(Stored data)

::::::

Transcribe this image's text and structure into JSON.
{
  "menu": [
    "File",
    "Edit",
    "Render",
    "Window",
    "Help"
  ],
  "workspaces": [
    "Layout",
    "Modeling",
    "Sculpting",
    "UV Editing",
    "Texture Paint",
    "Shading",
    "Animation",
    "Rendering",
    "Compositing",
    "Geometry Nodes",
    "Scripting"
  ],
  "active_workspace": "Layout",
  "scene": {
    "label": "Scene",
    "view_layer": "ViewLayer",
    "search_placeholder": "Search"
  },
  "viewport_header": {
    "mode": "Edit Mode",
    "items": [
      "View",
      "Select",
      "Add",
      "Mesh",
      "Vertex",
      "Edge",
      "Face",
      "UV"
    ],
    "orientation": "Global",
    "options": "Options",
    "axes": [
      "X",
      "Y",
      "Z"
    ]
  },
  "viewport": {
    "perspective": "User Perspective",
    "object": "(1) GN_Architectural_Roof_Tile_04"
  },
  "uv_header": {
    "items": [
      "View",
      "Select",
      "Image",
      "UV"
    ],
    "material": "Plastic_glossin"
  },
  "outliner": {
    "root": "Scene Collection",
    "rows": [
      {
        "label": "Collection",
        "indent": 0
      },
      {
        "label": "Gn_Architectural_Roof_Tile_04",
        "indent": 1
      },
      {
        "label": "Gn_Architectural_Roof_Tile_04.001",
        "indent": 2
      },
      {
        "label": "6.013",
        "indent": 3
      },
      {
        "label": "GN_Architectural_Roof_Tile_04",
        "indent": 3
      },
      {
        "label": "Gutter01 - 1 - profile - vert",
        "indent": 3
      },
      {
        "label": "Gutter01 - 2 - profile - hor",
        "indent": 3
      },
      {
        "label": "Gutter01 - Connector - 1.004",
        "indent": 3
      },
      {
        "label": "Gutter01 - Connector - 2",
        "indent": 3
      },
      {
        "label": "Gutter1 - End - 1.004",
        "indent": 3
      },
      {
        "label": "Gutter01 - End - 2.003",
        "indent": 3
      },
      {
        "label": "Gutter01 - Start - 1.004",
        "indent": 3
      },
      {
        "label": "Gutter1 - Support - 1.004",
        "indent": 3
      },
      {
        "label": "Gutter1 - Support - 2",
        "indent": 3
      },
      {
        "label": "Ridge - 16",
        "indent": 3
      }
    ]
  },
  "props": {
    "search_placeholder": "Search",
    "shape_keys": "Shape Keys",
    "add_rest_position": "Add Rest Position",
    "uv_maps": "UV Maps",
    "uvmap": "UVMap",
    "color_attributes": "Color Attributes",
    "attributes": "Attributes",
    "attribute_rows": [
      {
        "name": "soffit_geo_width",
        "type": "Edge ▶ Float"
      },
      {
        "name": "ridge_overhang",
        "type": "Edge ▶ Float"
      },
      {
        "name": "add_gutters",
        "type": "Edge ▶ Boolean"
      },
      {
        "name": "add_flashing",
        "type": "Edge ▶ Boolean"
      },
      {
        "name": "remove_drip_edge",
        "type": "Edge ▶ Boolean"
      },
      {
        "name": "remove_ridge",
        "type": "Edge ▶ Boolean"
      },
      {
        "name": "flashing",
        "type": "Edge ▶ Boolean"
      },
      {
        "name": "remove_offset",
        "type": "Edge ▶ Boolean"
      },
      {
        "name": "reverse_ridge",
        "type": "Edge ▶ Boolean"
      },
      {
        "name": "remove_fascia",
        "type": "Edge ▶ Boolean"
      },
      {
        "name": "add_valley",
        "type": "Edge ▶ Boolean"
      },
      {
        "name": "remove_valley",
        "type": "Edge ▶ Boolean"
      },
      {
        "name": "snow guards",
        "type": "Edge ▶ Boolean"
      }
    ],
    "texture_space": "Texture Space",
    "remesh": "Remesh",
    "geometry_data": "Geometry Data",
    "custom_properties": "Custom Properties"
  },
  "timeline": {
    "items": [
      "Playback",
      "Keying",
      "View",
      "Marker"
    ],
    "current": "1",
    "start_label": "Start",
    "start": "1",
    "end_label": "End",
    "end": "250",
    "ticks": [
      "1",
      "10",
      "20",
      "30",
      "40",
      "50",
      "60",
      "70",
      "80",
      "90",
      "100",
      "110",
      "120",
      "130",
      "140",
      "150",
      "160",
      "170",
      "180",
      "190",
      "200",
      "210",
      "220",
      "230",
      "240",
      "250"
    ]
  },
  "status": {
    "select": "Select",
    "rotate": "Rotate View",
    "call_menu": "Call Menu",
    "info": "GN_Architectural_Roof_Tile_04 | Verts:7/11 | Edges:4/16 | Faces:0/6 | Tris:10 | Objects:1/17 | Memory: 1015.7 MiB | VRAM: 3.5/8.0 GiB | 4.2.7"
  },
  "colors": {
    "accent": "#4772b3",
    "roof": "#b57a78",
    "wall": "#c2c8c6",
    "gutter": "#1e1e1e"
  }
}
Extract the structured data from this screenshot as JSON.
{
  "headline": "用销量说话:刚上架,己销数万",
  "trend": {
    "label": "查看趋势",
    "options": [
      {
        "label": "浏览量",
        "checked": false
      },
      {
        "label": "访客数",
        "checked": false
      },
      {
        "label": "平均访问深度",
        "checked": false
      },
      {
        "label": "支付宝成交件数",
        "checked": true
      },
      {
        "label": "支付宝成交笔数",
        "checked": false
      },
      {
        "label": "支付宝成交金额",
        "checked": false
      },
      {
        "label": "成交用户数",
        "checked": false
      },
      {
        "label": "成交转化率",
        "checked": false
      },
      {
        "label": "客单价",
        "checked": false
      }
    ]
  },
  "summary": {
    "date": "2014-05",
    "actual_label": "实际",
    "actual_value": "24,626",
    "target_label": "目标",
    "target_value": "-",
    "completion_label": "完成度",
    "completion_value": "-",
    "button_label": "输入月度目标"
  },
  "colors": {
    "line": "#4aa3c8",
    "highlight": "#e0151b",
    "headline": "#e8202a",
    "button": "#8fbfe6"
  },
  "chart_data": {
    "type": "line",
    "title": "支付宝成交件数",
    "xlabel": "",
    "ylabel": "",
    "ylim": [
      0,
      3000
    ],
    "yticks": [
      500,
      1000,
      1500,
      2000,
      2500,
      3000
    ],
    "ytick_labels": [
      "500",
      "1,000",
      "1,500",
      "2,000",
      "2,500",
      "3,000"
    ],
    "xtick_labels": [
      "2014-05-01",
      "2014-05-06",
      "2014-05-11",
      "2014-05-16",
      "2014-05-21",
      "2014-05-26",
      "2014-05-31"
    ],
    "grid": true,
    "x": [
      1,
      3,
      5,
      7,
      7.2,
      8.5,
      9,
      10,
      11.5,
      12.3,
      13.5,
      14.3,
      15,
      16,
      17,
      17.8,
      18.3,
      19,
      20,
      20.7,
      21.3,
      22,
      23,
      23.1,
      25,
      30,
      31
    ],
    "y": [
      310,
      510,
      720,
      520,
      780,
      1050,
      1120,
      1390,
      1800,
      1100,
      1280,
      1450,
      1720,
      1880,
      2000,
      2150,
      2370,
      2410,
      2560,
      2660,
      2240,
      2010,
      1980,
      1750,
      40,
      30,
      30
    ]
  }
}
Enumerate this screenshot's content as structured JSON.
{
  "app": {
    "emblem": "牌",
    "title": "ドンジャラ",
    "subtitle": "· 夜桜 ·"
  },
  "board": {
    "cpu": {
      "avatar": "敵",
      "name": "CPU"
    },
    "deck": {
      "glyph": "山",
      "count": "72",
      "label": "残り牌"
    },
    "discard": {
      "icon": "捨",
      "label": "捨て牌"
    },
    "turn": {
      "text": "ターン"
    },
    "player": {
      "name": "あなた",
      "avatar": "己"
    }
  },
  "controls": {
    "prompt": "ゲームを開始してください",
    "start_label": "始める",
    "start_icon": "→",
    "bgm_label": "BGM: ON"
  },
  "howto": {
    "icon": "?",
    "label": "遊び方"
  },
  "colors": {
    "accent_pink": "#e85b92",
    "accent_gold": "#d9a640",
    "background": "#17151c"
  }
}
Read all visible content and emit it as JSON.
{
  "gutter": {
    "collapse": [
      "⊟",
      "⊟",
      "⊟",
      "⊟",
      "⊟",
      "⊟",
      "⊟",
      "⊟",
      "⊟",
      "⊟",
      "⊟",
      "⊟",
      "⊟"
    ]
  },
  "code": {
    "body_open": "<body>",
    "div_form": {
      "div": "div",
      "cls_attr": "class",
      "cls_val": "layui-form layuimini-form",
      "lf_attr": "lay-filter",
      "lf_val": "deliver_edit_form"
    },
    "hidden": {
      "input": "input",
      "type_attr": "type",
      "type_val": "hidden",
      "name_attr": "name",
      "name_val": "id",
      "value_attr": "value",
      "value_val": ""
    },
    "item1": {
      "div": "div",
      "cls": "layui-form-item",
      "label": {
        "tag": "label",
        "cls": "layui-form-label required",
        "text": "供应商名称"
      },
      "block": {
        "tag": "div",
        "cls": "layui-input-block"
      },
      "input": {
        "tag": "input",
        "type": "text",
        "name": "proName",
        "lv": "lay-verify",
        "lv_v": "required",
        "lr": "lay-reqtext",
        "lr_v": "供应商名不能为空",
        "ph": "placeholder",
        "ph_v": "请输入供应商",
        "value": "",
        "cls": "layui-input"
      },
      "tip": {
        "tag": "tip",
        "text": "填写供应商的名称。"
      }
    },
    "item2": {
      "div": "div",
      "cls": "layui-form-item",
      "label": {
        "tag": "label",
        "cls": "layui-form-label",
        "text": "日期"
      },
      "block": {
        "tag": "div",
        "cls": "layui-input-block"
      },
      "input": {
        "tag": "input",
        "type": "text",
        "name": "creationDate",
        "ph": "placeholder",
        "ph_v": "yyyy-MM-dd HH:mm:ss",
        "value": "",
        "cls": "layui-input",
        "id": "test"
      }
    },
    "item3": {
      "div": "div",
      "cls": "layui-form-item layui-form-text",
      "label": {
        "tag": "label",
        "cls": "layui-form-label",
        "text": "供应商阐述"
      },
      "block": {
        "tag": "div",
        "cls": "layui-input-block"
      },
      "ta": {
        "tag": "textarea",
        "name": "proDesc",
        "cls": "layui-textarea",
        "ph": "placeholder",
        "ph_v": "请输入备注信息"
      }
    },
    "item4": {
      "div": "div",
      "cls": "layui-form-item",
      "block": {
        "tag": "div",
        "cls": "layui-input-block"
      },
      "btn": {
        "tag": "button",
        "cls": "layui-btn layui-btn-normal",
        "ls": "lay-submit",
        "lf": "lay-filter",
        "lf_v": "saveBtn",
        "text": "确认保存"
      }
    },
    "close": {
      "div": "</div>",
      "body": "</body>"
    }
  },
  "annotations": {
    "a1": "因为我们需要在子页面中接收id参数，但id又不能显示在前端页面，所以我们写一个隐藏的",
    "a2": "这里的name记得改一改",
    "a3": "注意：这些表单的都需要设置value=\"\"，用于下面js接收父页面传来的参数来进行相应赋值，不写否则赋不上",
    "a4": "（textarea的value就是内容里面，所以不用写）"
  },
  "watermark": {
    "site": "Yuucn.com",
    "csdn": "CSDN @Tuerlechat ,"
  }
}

::::::

• **STATED PROBLEM**: Work out how many lines of the material above contain the word "required", then give only that figure.

• **WRITTEN REPLY**: 2